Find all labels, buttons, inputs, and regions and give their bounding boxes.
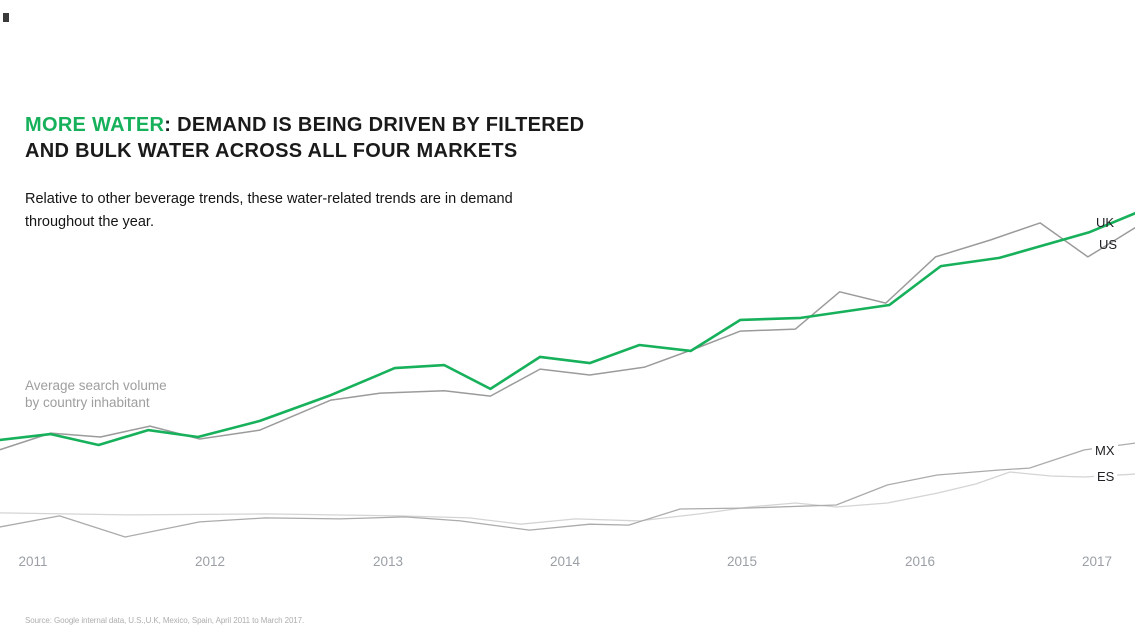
...
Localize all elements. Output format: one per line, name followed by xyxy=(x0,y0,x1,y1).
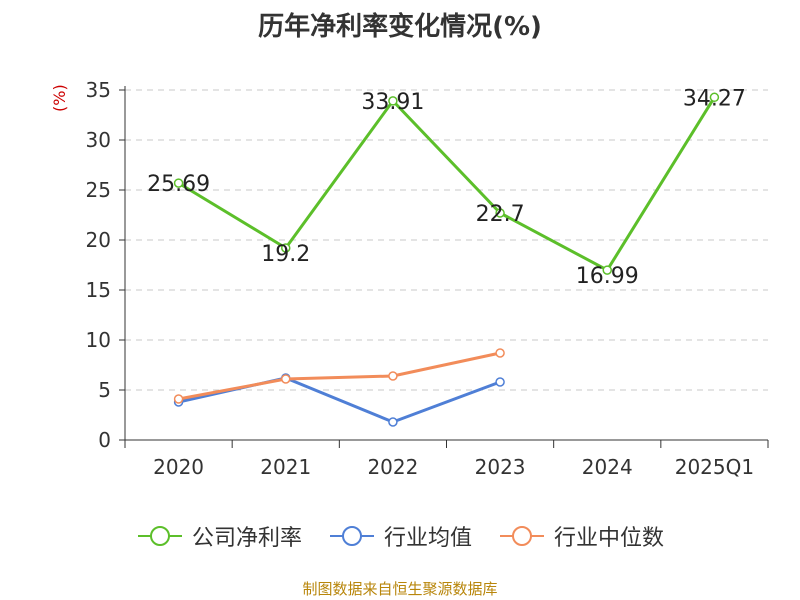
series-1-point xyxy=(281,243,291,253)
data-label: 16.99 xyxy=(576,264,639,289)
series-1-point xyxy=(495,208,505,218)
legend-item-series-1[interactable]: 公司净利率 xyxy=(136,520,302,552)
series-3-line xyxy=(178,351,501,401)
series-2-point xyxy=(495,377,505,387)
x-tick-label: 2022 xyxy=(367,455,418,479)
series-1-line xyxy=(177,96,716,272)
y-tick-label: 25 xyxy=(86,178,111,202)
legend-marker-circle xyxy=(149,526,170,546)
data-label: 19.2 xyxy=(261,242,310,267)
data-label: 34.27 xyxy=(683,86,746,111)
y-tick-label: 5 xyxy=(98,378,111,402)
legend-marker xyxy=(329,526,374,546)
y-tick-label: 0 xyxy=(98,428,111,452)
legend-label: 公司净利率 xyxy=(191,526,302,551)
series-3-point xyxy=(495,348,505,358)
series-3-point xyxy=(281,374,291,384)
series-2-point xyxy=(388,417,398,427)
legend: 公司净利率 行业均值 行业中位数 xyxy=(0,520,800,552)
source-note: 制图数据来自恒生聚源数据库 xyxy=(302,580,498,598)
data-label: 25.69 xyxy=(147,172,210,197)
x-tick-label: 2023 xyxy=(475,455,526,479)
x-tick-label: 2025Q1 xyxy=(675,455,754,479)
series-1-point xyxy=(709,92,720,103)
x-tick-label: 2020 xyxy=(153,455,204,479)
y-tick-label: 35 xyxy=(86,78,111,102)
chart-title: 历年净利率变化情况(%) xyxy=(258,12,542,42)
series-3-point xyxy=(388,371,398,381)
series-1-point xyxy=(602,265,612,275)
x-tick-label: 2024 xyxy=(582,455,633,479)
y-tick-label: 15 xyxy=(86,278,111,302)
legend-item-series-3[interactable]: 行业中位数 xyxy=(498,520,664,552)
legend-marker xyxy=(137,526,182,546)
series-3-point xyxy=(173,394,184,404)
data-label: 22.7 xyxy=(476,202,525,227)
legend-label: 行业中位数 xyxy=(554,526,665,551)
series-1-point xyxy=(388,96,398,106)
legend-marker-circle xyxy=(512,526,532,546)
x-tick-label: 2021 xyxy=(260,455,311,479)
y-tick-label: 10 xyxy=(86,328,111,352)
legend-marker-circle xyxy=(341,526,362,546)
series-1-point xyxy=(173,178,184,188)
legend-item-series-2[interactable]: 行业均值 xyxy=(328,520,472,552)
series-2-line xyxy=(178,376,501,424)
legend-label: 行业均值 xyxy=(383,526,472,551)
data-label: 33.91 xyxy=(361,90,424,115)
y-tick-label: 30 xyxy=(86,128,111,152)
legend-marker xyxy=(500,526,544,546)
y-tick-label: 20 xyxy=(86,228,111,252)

• **Prompt**
In the listing, starting with the line with "Localize all elements." and going on through the line with "y-tick-label: 25 xyxy=(86,178,111,202)", swap "series-1-point" for "first-series-point" and give those lines again with nothing else changed. Leave the pictures out.

• **Complete response**
Localize all elements. Output format: one per line, name followed by xyxy=(x0,y0,x1,y1).
first-series-point xyxy=(281,243,291,253)
data-label: 16.99 xyxy=(576,264,639,289)
first-series-point xyxy=(495,208,505,218)
legend-item-series-1[interactable]: 公司净利率 xyxy=(136,520,302,552)
series-3-line xyxy=(178,351,501,401)
series-2-point xyxy=(495,377,505,387)
x-tick-label: 2022 xyxy=(367,455,418,479)
series-1-line xyxy=(177,96,716,272)
y-tick-label: 25 xyxy=(86,178,111,202)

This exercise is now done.